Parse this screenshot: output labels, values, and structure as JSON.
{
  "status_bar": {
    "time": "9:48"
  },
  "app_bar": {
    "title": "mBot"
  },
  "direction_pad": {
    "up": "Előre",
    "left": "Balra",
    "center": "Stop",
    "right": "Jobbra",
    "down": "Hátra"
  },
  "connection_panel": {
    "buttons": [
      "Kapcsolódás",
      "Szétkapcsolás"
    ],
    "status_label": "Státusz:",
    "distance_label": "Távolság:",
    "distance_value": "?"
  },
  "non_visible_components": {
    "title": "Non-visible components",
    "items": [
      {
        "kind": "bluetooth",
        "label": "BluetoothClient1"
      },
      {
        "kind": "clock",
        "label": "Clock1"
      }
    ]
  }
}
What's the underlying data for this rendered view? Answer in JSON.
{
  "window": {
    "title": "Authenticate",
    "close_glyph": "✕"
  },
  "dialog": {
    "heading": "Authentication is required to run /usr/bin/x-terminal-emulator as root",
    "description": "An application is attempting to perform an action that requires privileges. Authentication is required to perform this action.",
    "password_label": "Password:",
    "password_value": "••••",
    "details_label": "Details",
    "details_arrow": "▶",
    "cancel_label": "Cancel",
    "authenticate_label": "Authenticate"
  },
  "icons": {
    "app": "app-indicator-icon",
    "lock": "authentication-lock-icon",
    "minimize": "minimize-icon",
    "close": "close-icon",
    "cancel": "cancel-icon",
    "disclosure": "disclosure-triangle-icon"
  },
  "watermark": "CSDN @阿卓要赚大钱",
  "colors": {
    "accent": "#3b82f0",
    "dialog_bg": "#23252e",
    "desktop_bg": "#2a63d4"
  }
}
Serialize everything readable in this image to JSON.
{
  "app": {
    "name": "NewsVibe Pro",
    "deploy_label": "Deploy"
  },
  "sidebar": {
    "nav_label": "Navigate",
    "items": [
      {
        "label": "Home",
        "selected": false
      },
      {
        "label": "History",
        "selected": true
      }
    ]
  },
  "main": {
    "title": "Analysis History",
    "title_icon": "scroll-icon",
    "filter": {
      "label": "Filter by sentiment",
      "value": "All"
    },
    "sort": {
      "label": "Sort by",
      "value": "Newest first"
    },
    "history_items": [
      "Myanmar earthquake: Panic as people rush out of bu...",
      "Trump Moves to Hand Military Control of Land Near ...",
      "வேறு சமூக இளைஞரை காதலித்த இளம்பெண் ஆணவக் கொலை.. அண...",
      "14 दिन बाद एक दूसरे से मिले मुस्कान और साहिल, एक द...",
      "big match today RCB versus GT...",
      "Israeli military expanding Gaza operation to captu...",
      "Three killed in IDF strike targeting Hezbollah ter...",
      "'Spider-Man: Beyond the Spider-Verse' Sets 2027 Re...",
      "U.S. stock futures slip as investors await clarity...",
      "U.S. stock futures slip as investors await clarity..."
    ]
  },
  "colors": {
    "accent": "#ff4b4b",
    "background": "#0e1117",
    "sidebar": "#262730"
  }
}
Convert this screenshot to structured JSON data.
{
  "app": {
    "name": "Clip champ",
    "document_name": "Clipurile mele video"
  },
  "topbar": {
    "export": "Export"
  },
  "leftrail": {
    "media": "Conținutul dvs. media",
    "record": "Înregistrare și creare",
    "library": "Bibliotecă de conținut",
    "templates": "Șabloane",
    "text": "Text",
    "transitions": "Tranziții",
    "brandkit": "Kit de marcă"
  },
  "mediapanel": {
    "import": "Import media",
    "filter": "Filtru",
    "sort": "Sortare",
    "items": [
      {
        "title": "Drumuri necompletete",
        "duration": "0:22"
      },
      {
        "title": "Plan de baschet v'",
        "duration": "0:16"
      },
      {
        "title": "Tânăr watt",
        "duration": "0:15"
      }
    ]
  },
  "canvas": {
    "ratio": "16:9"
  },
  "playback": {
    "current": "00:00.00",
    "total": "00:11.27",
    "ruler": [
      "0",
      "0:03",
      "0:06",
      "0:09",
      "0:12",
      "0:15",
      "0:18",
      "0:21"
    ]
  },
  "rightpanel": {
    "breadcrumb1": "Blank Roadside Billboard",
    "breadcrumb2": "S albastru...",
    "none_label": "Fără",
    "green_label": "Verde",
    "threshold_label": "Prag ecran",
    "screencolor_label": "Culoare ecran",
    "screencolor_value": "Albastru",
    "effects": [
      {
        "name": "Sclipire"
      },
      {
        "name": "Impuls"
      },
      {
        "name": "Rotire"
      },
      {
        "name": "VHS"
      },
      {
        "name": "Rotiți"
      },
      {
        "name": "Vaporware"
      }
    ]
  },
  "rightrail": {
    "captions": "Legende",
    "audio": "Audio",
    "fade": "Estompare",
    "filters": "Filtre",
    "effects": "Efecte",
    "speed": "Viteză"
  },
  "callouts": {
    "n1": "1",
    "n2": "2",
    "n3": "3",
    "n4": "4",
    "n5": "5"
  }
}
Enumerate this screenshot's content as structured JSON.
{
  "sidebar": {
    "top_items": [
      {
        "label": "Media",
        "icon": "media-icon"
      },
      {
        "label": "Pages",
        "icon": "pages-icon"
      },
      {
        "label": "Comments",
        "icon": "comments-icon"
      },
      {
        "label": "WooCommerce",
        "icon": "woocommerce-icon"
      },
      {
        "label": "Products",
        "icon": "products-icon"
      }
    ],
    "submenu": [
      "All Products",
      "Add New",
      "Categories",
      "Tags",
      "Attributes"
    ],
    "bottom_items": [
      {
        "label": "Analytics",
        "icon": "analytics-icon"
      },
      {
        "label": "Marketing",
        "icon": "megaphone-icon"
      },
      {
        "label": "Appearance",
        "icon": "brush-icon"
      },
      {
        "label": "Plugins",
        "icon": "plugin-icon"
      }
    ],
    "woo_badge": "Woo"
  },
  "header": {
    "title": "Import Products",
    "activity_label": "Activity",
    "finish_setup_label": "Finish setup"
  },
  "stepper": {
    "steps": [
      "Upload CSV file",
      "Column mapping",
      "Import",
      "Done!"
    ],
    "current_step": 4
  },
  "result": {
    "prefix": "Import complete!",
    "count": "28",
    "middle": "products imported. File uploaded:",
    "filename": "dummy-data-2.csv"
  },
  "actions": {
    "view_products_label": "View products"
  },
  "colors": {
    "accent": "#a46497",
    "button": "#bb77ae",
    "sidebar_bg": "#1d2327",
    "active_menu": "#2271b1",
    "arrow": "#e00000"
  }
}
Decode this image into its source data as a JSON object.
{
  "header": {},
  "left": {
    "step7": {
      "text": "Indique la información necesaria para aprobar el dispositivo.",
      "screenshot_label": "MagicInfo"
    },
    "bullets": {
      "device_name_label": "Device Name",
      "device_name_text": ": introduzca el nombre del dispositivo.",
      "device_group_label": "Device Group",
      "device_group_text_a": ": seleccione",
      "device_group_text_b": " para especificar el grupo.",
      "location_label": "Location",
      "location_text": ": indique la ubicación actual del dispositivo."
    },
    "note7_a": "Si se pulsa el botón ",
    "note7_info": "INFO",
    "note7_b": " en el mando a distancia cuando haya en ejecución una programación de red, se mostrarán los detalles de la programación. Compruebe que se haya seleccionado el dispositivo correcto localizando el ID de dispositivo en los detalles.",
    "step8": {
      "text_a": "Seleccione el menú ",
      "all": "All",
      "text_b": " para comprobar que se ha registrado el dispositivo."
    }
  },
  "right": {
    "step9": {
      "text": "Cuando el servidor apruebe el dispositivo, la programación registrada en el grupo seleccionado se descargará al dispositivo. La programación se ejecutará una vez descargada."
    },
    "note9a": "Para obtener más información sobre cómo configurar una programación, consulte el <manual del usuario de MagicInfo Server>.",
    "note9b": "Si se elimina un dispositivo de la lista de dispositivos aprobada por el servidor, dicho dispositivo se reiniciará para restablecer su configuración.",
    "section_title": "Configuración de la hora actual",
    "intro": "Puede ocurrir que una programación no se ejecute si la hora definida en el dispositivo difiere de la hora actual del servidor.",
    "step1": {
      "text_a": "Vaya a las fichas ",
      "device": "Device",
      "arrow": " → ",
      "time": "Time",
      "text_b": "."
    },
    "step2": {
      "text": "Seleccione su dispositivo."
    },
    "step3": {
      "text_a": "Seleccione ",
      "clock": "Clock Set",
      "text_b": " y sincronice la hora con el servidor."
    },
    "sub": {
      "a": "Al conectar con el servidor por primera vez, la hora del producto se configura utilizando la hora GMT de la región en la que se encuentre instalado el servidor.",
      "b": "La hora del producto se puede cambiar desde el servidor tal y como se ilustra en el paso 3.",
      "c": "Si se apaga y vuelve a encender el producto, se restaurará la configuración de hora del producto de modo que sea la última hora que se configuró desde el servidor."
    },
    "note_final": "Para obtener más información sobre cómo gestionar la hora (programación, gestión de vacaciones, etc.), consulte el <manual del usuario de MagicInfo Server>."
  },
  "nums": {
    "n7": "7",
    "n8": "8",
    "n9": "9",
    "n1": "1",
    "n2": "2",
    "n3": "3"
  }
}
════════════════════
» **PROBLEM DESCRIPTION**
Search the lines above for the string "investors", then show every one that has it.

» **TASK RESULT**
      "U.S. stock futures slip as investors await clarity...",
      "U.S. stock futures slip as investors await clarity..."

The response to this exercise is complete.